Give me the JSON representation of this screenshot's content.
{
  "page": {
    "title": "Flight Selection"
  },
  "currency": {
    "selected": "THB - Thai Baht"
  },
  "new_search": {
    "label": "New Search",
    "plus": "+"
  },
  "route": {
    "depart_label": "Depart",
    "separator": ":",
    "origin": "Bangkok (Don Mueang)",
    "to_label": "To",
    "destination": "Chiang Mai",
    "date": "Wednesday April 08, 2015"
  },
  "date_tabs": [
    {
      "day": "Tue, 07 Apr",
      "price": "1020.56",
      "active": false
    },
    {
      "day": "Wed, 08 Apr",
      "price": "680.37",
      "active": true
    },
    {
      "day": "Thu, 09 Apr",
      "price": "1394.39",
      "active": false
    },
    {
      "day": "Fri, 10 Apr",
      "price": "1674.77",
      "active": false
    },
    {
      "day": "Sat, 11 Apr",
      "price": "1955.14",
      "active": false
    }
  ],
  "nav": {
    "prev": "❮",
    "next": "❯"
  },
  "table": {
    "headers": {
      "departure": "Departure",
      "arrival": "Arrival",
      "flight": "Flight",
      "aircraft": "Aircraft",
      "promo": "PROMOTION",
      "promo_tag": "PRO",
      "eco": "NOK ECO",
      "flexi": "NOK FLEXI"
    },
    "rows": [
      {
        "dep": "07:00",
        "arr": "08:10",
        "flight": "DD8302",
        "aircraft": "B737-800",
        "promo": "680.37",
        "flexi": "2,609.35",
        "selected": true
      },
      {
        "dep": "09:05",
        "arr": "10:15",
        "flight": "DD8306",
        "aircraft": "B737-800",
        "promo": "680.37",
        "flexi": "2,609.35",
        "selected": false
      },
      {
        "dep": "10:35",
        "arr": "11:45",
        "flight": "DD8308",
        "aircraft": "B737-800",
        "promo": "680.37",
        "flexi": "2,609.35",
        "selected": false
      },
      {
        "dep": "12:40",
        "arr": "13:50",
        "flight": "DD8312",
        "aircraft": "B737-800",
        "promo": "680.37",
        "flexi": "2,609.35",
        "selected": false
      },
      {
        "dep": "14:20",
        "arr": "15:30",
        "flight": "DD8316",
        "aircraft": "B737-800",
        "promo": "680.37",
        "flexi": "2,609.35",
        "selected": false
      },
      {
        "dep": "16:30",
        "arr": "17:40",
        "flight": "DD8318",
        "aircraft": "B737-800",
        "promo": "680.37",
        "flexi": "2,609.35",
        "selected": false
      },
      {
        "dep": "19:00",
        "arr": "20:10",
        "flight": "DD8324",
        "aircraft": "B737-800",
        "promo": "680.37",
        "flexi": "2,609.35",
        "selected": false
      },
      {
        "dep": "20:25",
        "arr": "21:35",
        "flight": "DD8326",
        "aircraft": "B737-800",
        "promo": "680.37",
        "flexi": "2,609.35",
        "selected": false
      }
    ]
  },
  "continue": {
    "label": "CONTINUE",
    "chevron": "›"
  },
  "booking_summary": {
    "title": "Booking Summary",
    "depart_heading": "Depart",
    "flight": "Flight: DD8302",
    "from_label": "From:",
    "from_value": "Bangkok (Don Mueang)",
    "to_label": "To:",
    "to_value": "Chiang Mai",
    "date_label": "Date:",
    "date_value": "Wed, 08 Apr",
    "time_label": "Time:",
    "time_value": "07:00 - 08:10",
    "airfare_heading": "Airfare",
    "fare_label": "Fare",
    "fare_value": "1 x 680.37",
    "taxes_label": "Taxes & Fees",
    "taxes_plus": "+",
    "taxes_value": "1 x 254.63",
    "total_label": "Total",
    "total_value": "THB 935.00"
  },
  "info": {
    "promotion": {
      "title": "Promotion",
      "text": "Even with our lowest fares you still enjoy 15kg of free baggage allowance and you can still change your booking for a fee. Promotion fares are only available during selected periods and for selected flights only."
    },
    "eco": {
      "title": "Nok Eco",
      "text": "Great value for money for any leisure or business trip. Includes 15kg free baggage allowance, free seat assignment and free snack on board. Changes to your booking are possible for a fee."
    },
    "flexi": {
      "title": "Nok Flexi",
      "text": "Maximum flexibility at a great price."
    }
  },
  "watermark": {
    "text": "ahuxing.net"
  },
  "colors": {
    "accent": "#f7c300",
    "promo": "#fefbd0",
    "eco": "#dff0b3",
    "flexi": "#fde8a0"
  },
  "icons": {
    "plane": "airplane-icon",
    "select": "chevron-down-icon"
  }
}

■ ■ ■ ■

- PROBLEM -
Send back all of the entries exactly, with nothing missing.

- FINAL RESULT -
Give me the JSON representation of this screenshot's content.
{
  "page": {
    "title": "Flight Selection"
  },
  "currency": {
    "selected": "THB - Thai Baht"
  },
  "new_search": {
    "label": "New Search",
    "plus": "+"
  },
  "route": {
    "depart_label": "Depart",
    "separator": ":",
    "origin": "Bangkok (Don Mueang)",
    "to_label": "To",
    "destination": "Chiang Mai",
    "date": "Wednesday April 08, 2015"
  },
  "date_tabs": [
    {
      "day": "Tue, 07 Apr",
      "price": "1020.56",
      "active": false
    },
    {
      "day": "Wed, 08 Apr",
      "price": "680.37",
      "active": true
    },
    {
      "day": "Thu, 09 Apr",
      "price": "1394.39",
      "active": false
    },
    {
      "day": "Fri, 10 Apr",
      "price": "1674.77",
      "active": false
    },
    {
      "day": "Sat, 11 Apr",
      "price": "1955.14",
      "active": false
    }
  ],
  "nav": {
    "prev": "❮",
    "next": "❯"
  },
  "table": {
    "headers": {
      "departure": "Departure",
      "arrival": "Arrival",
      "flight": "Flight",
      "aircraft": "Aircraft",
      "promo": "PROMOTION",
      "promo_tag": "PRO",
      "eco": "NOK ECO",
      "flexi": "NOK FLEXI"
    },
    "rows": [
      {
        "dep": "07:00",
        "arr": "08:10",
        "flight": "DD8302",
        "aircraft": "B737-800",
        "promo": "680.37",
        "flexi": "2,609.35",
        "selected": true
      },
      {
        "dep": "09:05",
        "arr": "10:15",
        "flight": "DD8306",
        "aircraft": "B737-800",
        "promo": "680.37",
        "flexi": "2,609.35",
        "selected": false
      },
      {
        "dep": "10:35",
        "arr": "11:45",
        "flight": "DD8308",
        "aircraft": "B737-800",
        "promo": "680.37",
        "flexi": "2,609.35",
        "selected": false
      },
      {
        "dep": "12:40",
        "arr": "13:50",
        "flight": "DD8312",
        "aircraft": "B737-800",
        "promo": "680.37",
        "flexi": "2,609.35",
        "selected": false
      },
      {
        "dep": "14:20",
        "arr": "15:30",
        "flight": "DD8316",
        "aircraft": "B737-800",
        "promo": "680.37",
        "flexi": "2,609.35",
        "selected": false
      },
      {
        "dep": "16:30",
        "arr": "17:40",
        "flight": "DD8318",
        "aircraft": "B737-800",
        "promo": "680.37",
        "flexi": "2,609.35",
        "selected": false
      },
      {
        "dep": "19:00",
        "arr": "20:10",
        "flight": "DD8324",
        "aircraft": "B737-800",
        "promo": "680.37",
        "flexi": "2,609.35",
        "selected": false
      },
      {
        "dep": "20:25",
        "arr": "21:35",
        "flight": "DD8326",
        "aircraft": "B737-800",
        "promo": "680.37",
        "flexi": "2,609.35",
        "selected": false
      }
    ]
  },
  "continue": {
    "label": "CONTINUE",
    "chevron": "›"
  },
  "booking_summary": {
    "title": "Booking Summary",
    "depart_heading": "Depart",
    "flight": "Flight: DD8302",
    "from_label": "From:",
    "from_value": "Bangkok (Don Mueang)",
    "to_label": "To:",
    "to_value": "Chiang Mai",
    "date_label": "Date:",
    "date_value": "Wed, 08 Apr",
    "time_label": "Time:",
    "time_value": "07:00 - 08:10",
    "airfare_heading": "Airfare",
    "fare_label": "Fare",
    "fare_value": "1 x 680.37",
    "taxes_label": "Taxes & Fees",
    "taxes_plus": "+",
    "taxes_value": "1 x 254.63",
    "total_label": "Total",
    "total_value": "THB 935.00"
  },
  "info": {
    "promotion": {
      "title": "Promotion",
      "text": "Even with our lowest fares you still enjoy 15kg of free baggage allowance and you can still change your booking for a fee. Promotion fares are only available during selected periods and for selected flights only."
    },
    "eco": {
      "title": "Nok Eco",
      "text": "Great value for money for any leisure or business trip. Includes 15kg free baggage allowance, free seat assignment and free snack on board. Changes to your booking are possible for a fee."
    },
    "flexi": {
      "title": "Nok Flexi",
      "text": "Maximum flexibility at a great price."
    }
  },
  "watermark": {
    "text": "ahuxing.net"
  },
  "colors": {
    "accent": "#f7c300",
    "promo": "#fefbd0",
    "eco": "#dff0b3",
    "flexi": "#fde8a0"
  },
  "icons": {
    "plane": "airplane-icon",
    "select": "chevron-down-icon"
  }
}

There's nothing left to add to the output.